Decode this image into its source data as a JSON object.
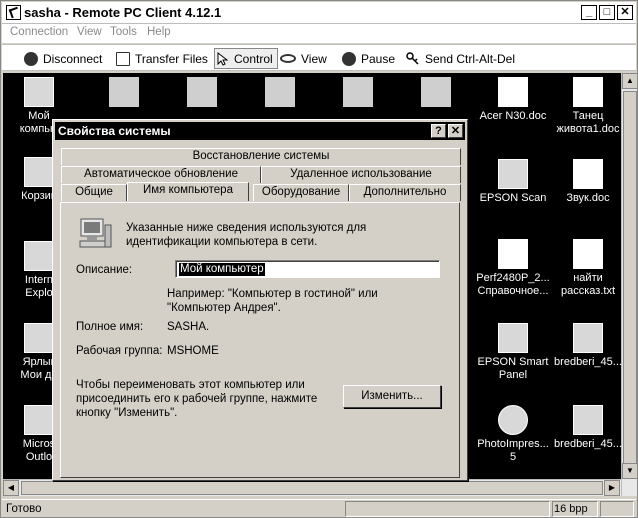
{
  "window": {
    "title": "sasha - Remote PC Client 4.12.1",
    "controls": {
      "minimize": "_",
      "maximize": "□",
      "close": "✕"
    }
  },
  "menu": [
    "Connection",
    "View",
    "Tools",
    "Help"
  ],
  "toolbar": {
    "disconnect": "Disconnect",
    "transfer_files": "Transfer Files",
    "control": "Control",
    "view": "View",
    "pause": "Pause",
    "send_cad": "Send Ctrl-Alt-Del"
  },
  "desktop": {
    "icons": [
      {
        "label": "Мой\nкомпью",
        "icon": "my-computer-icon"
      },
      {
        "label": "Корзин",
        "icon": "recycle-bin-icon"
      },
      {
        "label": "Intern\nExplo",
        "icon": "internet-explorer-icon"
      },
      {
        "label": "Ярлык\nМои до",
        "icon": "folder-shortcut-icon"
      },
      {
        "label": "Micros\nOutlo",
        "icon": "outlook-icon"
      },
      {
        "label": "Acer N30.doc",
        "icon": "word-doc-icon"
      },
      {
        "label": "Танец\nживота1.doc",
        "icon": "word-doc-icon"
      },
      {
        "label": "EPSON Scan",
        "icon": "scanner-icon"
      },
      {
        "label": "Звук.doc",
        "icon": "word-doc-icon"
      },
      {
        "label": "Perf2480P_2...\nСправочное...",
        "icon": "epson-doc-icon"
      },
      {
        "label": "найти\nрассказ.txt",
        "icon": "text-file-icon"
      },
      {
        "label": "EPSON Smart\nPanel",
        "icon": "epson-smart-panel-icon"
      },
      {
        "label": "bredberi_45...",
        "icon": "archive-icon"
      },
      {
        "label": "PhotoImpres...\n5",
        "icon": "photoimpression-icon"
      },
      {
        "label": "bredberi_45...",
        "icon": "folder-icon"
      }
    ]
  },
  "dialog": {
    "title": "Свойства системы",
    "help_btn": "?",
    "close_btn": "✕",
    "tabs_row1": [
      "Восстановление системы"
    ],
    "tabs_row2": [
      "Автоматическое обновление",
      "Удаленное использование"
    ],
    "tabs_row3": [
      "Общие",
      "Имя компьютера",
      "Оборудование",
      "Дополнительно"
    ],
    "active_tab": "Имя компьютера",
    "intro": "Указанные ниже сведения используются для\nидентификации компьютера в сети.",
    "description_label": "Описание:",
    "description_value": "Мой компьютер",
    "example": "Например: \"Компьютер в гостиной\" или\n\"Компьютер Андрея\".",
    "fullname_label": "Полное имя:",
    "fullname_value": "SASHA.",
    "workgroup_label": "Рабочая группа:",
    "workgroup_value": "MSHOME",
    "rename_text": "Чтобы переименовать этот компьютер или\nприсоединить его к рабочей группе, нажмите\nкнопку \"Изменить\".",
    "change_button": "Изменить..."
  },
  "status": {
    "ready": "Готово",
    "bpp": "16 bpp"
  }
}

--

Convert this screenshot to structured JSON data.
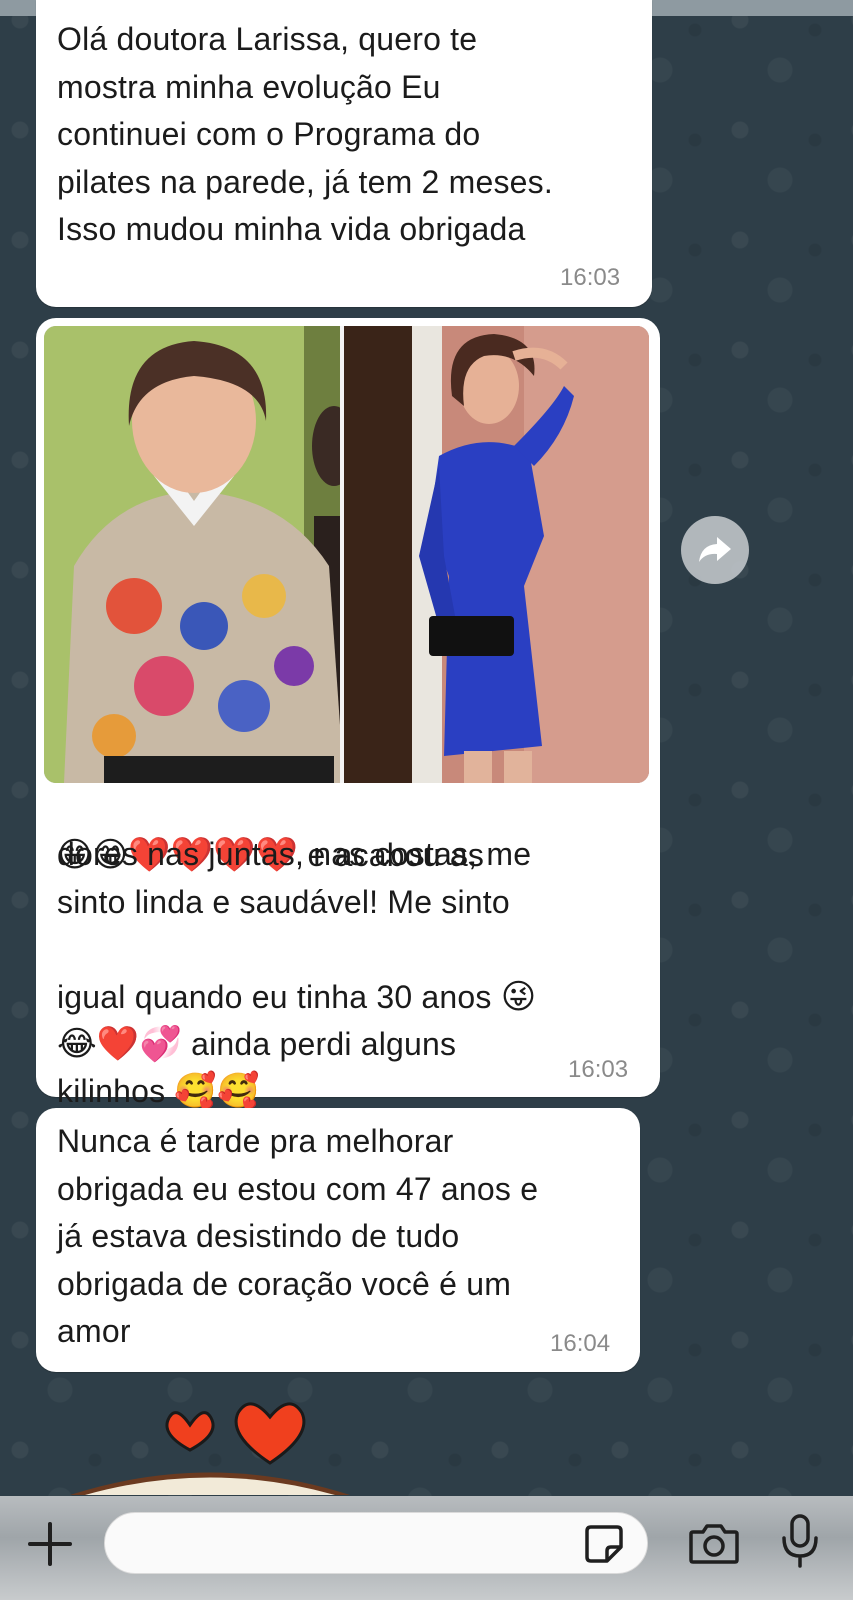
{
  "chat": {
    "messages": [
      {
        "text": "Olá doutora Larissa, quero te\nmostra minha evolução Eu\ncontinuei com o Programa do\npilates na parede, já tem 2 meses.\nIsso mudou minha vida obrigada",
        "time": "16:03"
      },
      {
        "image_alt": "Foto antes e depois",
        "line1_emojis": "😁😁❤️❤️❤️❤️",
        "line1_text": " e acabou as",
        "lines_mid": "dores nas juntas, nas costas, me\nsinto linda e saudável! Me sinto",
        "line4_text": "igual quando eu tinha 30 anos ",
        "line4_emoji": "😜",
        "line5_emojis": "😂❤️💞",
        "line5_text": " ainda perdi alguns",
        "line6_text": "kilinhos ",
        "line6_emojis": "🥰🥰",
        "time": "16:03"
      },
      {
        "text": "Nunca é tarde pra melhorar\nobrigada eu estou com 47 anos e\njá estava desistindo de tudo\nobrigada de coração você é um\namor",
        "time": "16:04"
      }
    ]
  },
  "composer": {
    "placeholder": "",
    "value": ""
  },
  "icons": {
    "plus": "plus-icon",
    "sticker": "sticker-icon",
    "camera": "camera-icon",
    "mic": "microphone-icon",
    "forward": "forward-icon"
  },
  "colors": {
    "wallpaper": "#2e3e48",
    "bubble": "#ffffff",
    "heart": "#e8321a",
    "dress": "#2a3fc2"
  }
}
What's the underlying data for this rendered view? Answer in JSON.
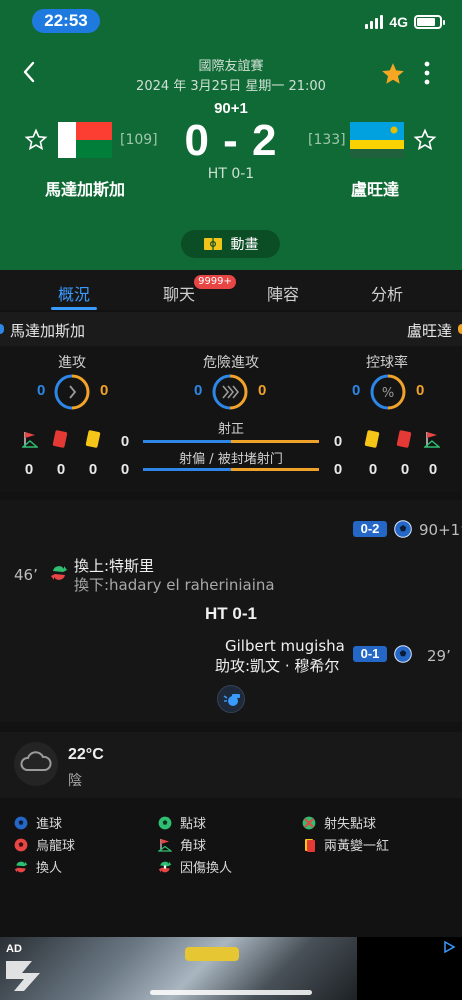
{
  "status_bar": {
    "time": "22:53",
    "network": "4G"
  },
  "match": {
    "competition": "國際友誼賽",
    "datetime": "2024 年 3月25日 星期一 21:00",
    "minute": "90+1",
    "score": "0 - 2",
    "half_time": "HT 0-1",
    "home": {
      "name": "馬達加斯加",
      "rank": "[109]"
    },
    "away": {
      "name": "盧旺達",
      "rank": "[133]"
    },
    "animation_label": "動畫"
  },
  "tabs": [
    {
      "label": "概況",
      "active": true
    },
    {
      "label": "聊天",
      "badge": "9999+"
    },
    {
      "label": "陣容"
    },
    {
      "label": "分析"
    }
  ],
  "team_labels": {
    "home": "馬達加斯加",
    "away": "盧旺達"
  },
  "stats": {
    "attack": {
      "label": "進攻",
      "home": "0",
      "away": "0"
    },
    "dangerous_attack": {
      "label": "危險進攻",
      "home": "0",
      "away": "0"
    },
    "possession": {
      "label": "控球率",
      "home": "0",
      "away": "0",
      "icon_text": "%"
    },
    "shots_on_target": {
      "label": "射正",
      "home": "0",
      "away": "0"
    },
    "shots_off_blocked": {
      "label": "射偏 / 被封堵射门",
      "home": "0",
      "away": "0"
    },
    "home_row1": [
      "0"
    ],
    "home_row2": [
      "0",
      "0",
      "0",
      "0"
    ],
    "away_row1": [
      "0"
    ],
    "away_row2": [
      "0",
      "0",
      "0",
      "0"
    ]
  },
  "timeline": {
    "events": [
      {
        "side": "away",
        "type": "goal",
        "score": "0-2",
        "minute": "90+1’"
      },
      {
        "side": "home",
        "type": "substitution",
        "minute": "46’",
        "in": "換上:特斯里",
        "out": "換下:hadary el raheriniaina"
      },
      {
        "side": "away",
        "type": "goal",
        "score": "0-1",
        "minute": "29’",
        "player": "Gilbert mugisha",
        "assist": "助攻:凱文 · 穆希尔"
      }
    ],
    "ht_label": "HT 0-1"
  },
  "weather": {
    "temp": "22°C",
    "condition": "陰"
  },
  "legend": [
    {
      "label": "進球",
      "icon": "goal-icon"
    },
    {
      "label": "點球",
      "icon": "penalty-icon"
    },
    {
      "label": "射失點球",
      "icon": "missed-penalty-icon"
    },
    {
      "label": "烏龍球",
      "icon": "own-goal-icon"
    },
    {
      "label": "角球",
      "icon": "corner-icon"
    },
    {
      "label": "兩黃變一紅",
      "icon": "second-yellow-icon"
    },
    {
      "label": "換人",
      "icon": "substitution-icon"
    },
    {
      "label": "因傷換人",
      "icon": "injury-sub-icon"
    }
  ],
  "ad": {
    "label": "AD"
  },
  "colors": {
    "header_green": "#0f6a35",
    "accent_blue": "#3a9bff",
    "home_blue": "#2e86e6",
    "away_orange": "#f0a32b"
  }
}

---

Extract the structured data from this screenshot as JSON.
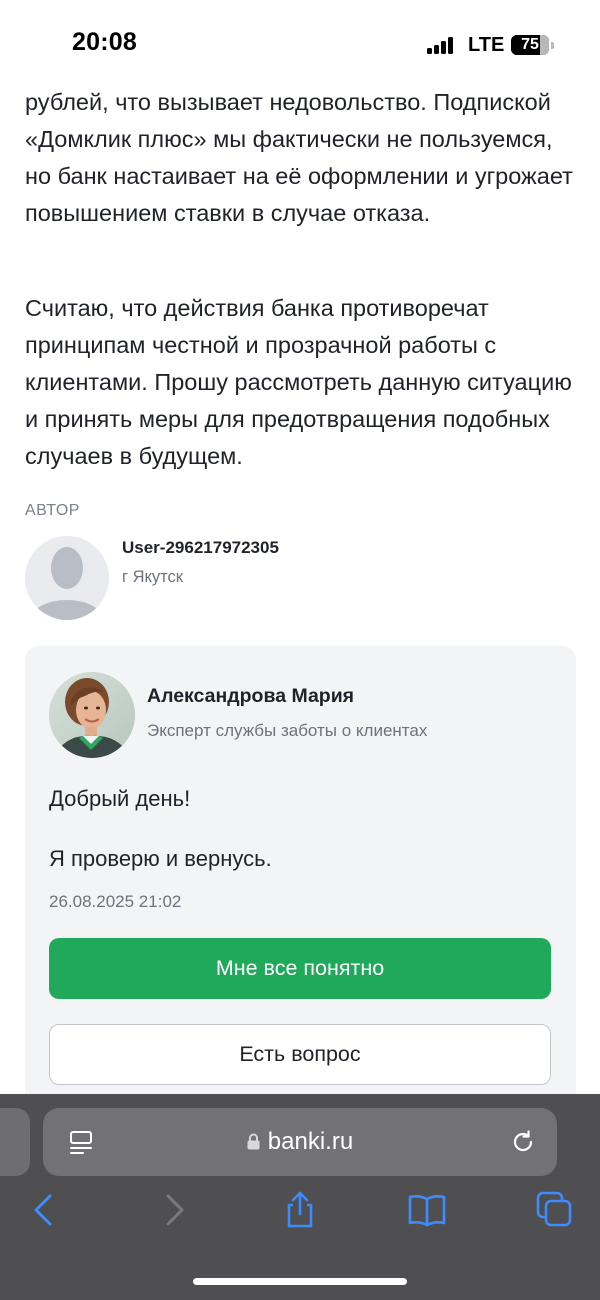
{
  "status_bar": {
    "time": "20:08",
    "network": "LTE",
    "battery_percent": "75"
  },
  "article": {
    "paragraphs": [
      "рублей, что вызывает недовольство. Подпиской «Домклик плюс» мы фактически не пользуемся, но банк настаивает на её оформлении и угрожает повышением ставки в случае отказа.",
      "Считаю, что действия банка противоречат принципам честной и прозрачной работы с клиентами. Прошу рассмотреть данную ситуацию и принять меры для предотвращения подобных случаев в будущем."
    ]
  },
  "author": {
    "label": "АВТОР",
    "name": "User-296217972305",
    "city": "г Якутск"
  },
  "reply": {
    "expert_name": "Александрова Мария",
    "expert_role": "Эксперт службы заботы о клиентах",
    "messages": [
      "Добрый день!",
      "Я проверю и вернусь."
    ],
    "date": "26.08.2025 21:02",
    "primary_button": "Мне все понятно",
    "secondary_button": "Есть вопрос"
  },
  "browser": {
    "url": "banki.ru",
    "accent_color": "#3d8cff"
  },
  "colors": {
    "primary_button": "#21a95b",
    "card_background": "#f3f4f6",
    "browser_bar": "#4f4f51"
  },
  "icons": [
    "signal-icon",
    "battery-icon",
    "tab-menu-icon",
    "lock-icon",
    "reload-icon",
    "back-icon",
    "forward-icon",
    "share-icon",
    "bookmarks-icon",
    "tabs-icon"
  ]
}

> EXERCISE DIRECTIONS
In the records above, how many lines contain the word "data"? Give the number alone.

> EXPECTED OUTPUT
4